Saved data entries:

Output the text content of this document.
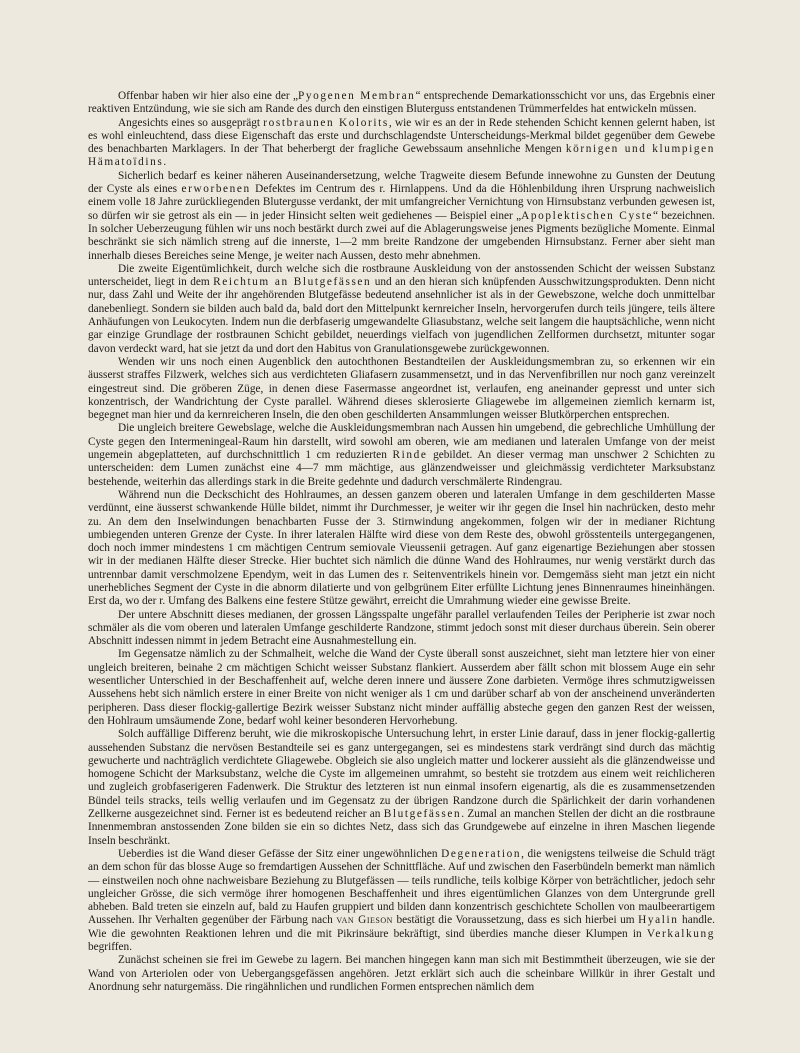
Offenbar haben wir hier also eine der „Pyogenen Membran“ entsprechende Demarkationsschicht vor uns, das Ergebnis einer reaktiven Entzündung, wie sie sich am Rande des durch den einstigen Bluterguss entstandenen Trümmerfeldes hat entwickeln müssen.

Angesichts eines so ausgeprägt rostbraunen Kolorits, wie wir es an der in Rede stehenden Schicht kennen gelernt haben, ist es wohl einleuchtend, dass diese Eigenschaft das erste und durchschlagendste Unterscheidungs-Merkmal bildet gegenüber dem Gewebe des benachbarten Marklagers. In der That beherbergt der fragliche Gewebssaum ansehnliche Mengen körnigen und klumpigen Hämatoïdins.

Sicherlich bedarf es keiner näheren Auseinandersetzung, welche Tragweite diesem Befunde innewohne zu Gunsten der Deutung der Cyste als eines erworbenen Defektes im Centrum des r. Hirnlappens. Und da die Höhlenbildung ihren Ursprung nachweislich einem volle 18 Jahre zurückliegenden Blutergusse verdankt, der mit umfangreicher Vernichtung von Hirnsubstanz verbunden gewesen ist, so dürfen wir sie getrost als ein — in jeder Hinsicht selten weit gediehenes — Beispiel einer „Apoplektischen Cyste“ bezeichnen. In solcher Ueberzeugung fühlen wir uns noch bestärkt durch zwei auf die Ablagerungsweise jenes Pigments bezügliche Momente. Einmal beschränkt sie sich nämlich streng auf die innerste, 1—2 mm breite Randzone der umgebenden Hirnsubstanz. Ferner aber sieht man innerhalb dieses Bereiches seine Menge, je weiter nach Aussen, desto mehr abnehmen.

Die zweite Eigentümlichkeit, durch welche sich die rostbraune Auskleidung von der anstossenden Schicht der weissen Substanz unterscheidet, liegt in dem Reichtum an Blutgefässen und an den hieran sich knüpfenden Ausschwitzungsprodukten. Denn nicht nur, dass Zahl und Weite der ihr angehörenden Blutgefässe bedeutend ansehnlicher ist als in der Gewebszone, welche doch unmittelbar danebenliegt. Sondern sie bilden auch bald da, bald dort den Mittelpunkt kernreicher Inseln, hervorgerufen durch teils jüngere, teils ältere Anhäufungen von Leukocyten. Indem nun die derbfaserig umgewandelte Gliasubstanz, welche seit langem die hauptsächliche, wenn nicht gar einzige Grundlage der rostbraunen Schicht gebildet, neuerdings vielfach von jugendlichen Zellformen durchsetzt, mitunter sogar davon verdeckt ward, hat sie jetzt da und dort den Habitus von Granulationsgewebe zurückgewonnen.

Wenden wir uns noch einen Augenblick den autochthonen Bestandteilen der Auskleidungsmembran zu, so erkennen wir ein äusserst straffes Filzwerk, welches sich aus verdichteten Gliafasern zusammensetzt, und in das Nervenfibrillen nur noch ganz vereinzelt eingestreut sind. Die gröberen Züge, in denen diese Fasermasse angeordnet ist, verlaufen, eng aneinander gepresst und unter sich konzentrisch, der Wandrichtung der Cyste parallel. Während dieses sklerosierte Gliagewebe im allgemeinen ziemlich kernarm ist, begegnet man hier und da kernreicheren Inseln, die den oben geschilderten Ansammlungen weisser Blutkörperchen entsprechen.

Die ungleich breitere Gewebslage, welche die Auskleidungsmembran nach Aussen hin umgebend, die gebrechliche Umhüllung der Cyste gegen den Intermeningeal-Raum hin darstellt, wird sowohl am oberen, wie am medianen und lateralen Umfange von der meist ungemein abgeplatteten, auf durchschnittlich 1 cm reduzierten Rinde gebildet. An dieser vermag man unschwer 2 Schichten zu unterscheiden: dem Lumen zunächst eine 4—7 mm mächtige, aus glänzendweisser und gleichmässig verdichteter Marksubstanz bestehende, weiterhin das allerdings stark in die Breite gedehnte und dadurch verschmälerte Rindengrau.

Während nun die Deckschicht des Hohlraumes, an dessen ganzem oberen und lateralen Umfange in dem geschilderten Masse verdünnt, eine äusserst schwankende Hülle bildet, nimmt ihr Durchmesser, je weiter wir ihr gegen die Insel hin nachrücken, desto mehr zu. An dem den Inselwindungen benachbarten Fusse der 3. Stirnwindung angekommen, folgen wir der in medianer Richtung umbiegenden unteren Grenze der Cyste. In ihrer lateralen Hälfte wird diese von dem Reste des, obwohl grösstenteils untergegangenen, doch noch immer mindestens 1 cm mächtigen Centrum semiovale Vieussenii getragen. Auf ganz eigenartige Beziehungen aber stossen wir in der medianen Hälfte dieser Strecke. Hier buchtet sich nämlich die dünne Wand des Hohlraumes, nur wenig verstärkt durch das untrennbar damit verschmolzene Ependym, weit in das Lumen des r. Seitenventrikels hinein vor. Demgemäss sieht man jetzt ein nicht unerhebliches Segment der Cyste in die abnorm dilatierte und von gelbgrünem Eiter erfüllte Lichtung jenes Binnenraumes hineinhängen. Erst da, wo der r. Umfang des Balkens eine festere Stütze gewährt, erreicht die Umrahmung wieder eine gewisse Breite.

Der untere Abschnitt dieses medianen, der grossen Längsspalte ungefähr parallel verlaufenden Teiles der Peripherie ist zwar noch schmäler als die vom oberen und lateralen Umfange geschilderte Randzone, stimmt jedoch sonst mit dieser durchaus überein. Sein oberer Abschnitt indessen nimmt in jedem Betracht eine Ausnahmestellung ein.

Im Gegensatze nämlich zu der Schmalheit, welche die Wand der Cyste überall sonst auszeichnet, sieht man letztere hier von einer ungleich breiteren, beinahe 2 cm mächtigen Schicht weisser Substanz flankiert. Ausserdem aber fällt schon mit blossem Auge ein sehr wesentlicher Unterschied in der Beschaffenheit auf, welche deren innere und äussere Zone darbieten. Vermöge ihres schmutzigweissen Aussehens hebt sich nämlich erstere in einer Breite von nicht weniger als 1 cm und darüber scharf ab von der anscheinend unveränderten peripheren. Dass dieser flockig-gallertige Bezirk weisser Substanz nicht minder auffällig absteche gegen den ganzen Rest der weissen, den Hohlraum umsäumende Zone, bedarf wohl keiner besonderen Hervorhebung.

Solch auffällige Differenz beruht, wie die mikroskopische Untersuchung lehrt, in erster Linie darauf, dass in jener flockig-gallertig aussehenden Substanz die nervösen Bestandteile sei es ganz untergegangen, sei es mindestens stark verdrängt sind durch das mächtig gewucherte und nachträglich verdichtete Gliagewebe. Obgleich sie also ungleich matter und lockerer aussieht als die glänzendweisse und homogene Schicht der Marksubstanz, welche die Cyste im allgemeinen umrahmt, so besteht sie trotzdem aus einem weit reichlicheren und zugleich grobfaserigeren Fadenwerk. Die Struktur des letzteren ist nun einmal insofern eigenartig, als die es zusammensetzenden Bündel teils stracks, teils wellig verlaufen und im Gegensatz zu der übrigen Randzone durch die Spärlichkeit der darin vorhandenen Zellkerne ausgezeichnet sind. Ferner ist es bedeutend reicher an Blutgefässen. Zumal an manchen Stellen der dicht an die rostbraune Innenmembran anstossenden Zone bilden sie ein so dichtes Netz, dass sich das Grundgewebe auf einzelne in ihren Maschen liegende Inseln beschränkt.

Ueberdies ist die Wand dieser Gefässe der Sitz einer ungewöhnlichen Degeneration, die wenigstens teilweise die Schuld trägt an dem schon für das blosse Auge so fremdartigen Aussehen der Schnittfläche. Auf und zwischen den Faserbündeln bemerkt man nämlich — einstweilen noch ohne nachweisbare Beziehung zu Blutgefässen — teils rundliche, teils kolbige Körper von beträchtlicher, jedoch sehr ungleicher Grösse, die sich vermöge ihrer homogenen Beschaffenheit und ihres eigentümlichen Glanzes von dem Untergrunde grell abheben. Bald treten sie einzeln auf, bald zu Haufen gruppiert und bilden dann konzentrisch geschichtete Schollen von maulbeerartigem Aussehen. Ihr Verhalten gegenüber der Färbung nach van Gieson bestätigt die Voraussetzung, dass es sich hierbei um Hyalin handle. Wie die gewohnten Reaktionen lehren und die mit Pikrinsäure bekräftigt, sind überdies manche dieser Klumpen in Verkalkung begriffen.

Zunächst scheinen sie frei im Gewebe zu lagern. Bei manchen hingegen kann man sich mit Bestimmtheit überzeugen, wie sie der Wand von Arteriolen oder von Uebergangsgefässen angehören. Jetzt erklärt sich auch die scheinbare Willkür in ihrer Gestalt und Anordnung sehr naturgemäss. Die ringähnlichen und rundlichen Formen entsprechen nämlich dem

▶ [Prompt] Within the material above, find the lines that contain the word "schon"; copy them.

▶ [Response to the task]
Im Gegensatze nämlich zu der Schmalheit, welche die Wand der Cyste überall sonst auszeichnet, sieht man letztere hier von einer ungleich breiteren, beinahe 2 cm mächtigen Schicht weisser Substanz flankiert. Ausserdem aber fällt schon mit blossem Auge ein sehr wesentlicher Unterschied in der Beschaffenheit auf, welche deren innere und äussere Zone darbieten. Vermöge ihres schmutzigweissen Aussehens hebt sich nämlich erstere in einer Breite von nicht weniger als 1 cm und darüber scharf ab von der anscheinend unveränderten peripheren. Dass dieser flockig-gallertige Bezirk weisser Substanz nicht minder auffällig absteche gegen den ganzen Rest der weissen, den Hohlraum umsäumende Zone, bedarf wohl keiner besonderen Hervorhebung.
Ueberdies ist die Wand dieser Gefässe der Sitz einer ungewöhnlichen Degeneration, die wenigstens teilweise die Schuld trägt an dem schon für das blosse Auge so fremdartigen Aussehen der Schnittfläche. Auf und zwischen den Faserbündeln bemerkt man nämlich — einstweilen noch ohne nachweisbare Beziehung zu Blutgefässen — teils rundliche, teils kolbige Körper von beträchtlicher, jedoch sehr ungleicher Grösse, die sich vermöge ihrer homogenen Beschaffenheit und ihres eigentümlichen Glanzes von dem Untergrunde grell abheben. Bald treten sie einzeln auf, bald zu Haufen gruppiert und bilden dann konzentrisch geschichtete Schollen von maulbeerartigem Aussehen. Ihr Verhalten gegenüber der Färbung nach van Gieson bestätigt die Voraussetzung, dass es sich hierbei um Hyalin handle. Wie die gewohnten Reaktionen lehren und die mit Pikrinsäure bekräftigt, sind überdies manche dieser Klumpen in Verkalkung begriffen.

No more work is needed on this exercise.